= Data in this exercise =
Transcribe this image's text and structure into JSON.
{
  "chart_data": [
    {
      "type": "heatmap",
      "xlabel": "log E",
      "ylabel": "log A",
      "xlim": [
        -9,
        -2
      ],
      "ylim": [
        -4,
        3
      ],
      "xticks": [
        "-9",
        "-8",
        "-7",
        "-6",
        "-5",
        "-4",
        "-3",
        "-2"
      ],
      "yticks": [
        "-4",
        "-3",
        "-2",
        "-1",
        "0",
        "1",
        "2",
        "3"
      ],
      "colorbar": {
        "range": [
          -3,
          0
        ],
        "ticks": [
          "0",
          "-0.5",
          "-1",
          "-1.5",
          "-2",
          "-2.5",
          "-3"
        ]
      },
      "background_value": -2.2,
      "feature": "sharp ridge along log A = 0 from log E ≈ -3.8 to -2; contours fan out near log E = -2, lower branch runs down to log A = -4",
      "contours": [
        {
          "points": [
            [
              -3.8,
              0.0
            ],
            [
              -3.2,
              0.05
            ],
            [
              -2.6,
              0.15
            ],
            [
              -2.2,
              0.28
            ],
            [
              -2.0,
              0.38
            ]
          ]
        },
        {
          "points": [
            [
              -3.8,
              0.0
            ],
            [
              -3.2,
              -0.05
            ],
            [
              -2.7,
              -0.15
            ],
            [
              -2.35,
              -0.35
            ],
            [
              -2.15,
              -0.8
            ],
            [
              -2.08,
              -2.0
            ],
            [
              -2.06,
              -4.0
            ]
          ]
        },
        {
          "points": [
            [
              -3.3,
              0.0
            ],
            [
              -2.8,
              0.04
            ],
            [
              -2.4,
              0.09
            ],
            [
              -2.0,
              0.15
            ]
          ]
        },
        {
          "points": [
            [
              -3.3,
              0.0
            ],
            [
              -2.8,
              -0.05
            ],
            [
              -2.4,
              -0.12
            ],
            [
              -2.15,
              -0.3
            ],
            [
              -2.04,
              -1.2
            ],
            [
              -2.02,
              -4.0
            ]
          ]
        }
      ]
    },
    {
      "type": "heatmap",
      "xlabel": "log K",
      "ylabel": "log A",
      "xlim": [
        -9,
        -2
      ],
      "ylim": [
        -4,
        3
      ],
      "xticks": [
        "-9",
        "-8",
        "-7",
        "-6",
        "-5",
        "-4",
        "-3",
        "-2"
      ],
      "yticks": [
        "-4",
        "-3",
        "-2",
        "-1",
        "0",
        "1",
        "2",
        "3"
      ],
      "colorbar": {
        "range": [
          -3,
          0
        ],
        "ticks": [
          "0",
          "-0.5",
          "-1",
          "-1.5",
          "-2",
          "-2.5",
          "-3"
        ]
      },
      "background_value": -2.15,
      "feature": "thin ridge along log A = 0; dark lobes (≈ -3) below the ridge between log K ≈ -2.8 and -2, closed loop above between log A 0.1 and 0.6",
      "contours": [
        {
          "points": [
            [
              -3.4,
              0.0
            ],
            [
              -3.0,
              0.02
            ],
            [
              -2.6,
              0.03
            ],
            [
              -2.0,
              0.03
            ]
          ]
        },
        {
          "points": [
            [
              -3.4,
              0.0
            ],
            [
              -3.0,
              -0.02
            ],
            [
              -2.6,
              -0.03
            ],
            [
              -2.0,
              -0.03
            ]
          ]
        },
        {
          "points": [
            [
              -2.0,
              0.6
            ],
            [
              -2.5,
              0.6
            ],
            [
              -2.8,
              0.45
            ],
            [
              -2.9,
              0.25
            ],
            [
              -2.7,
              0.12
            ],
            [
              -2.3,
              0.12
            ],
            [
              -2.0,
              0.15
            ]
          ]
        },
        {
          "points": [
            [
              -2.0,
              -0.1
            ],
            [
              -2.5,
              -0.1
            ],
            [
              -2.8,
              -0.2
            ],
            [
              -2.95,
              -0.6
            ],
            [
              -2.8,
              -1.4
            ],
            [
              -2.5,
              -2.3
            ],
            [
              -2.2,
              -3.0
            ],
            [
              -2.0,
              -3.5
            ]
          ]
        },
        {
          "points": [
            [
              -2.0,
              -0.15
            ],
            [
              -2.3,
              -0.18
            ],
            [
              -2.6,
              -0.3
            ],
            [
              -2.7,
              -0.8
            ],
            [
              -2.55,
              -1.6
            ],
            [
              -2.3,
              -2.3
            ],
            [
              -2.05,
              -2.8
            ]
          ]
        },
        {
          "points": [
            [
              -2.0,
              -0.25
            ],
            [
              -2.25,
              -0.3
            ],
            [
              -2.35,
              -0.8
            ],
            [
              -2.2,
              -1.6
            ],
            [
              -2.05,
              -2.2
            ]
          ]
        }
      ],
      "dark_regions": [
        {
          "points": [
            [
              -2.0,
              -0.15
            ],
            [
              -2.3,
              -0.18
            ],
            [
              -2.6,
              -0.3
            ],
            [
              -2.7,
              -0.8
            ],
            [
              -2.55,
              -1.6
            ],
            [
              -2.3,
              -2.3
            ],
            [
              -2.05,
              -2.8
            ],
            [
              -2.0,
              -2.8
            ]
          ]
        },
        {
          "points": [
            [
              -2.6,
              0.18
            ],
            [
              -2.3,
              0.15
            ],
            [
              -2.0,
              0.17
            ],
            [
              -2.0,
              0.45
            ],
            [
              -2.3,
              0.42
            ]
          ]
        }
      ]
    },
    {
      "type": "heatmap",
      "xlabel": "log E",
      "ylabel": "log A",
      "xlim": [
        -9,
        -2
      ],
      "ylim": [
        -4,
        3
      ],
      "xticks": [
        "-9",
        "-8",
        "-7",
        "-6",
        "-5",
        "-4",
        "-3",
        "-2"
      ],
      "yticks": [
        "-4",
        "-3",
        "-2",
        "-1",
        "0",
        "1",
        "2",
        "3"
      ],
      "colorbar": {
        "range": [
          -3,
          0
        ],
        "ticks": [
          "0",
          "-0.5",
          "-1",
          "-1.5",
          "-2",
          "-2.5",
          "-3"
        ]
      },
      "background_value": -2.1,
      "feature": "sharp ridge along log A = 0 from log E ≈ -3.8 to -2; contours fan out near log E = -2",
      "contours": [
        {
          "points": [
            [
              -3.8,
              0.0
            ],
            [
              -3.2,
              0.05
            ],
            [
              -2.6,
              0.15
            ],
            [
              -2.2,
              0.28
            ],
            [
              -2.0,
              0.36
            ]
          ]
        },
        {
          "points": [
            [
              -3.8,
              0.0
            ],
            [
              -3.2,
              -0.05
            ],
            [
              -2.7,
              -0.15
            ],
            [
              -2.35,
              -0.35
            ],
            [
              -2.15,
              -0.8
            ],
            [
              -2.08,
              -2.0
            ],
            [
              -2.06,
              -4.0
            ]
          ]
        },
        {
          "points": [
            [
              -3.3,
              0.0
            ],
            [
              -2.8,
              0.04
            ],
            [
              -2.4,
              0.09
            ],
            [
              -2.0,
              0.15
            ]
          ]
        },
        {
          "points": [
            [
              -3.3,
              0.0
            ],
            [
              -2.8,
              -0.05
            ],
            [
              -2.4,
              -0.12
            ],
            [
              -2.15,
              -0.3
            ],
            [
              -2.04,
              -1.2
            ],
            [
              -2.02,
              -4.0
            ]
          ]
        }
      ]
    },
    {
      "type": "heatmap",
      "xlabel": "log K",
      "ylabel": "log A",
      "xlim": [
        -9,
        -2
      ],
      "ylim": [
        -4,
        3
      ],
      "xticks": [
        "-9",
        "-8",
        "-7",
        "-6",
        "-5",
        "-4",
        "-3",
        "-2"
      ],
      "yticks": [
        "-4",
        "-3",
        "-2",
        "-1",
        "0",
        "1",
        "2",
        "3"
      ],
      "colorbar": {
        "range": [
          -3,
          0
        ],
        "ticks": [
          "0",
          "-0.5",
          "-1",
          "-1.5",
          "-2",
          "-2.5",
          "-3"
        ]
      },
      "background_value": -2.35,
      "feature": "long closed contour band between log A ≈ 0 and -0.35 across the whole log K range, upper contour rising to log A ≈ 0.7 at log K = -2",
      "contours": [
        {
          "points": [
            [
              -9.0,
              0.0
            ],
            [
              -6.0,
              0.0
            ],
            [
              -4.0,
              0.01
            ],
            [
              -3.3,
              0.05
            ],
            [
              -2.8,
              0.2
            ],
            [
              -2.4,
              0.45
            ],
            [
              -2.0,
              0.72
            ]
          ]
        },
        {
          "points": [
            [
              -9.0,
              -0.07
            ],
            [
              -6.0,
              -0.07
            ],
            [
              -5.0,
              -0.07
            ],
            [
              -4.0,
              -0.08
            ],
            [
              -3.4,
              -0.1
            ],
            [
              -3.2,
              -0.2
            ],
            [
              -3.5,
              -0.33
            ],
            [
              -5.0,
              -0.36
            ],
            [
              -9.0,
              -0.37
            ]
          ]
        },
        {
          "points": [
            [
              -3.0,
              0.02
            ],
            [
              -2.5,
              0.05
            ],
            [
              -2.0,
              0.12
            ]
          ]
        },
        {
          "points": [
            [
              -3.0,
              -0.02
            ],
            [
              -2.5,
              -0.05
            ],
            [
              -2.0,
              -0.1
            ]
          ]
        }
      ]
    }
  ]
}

= Given problem =
Gather all lines from the listing above in which "between" occurs.

= Response to the exercise =
      "feature": "thin ridge along log A = 0; dark lobes (≈ -3) below the ridge between log K ≈ -2.8 and -2, closed loop above between log A 0.1 and 0.6",
      "feature": "long closed contour band between log A ≈ 0 and -0.35 across the whole log K range, upper contour rising to log A ≈ 0.7 at log K = -2",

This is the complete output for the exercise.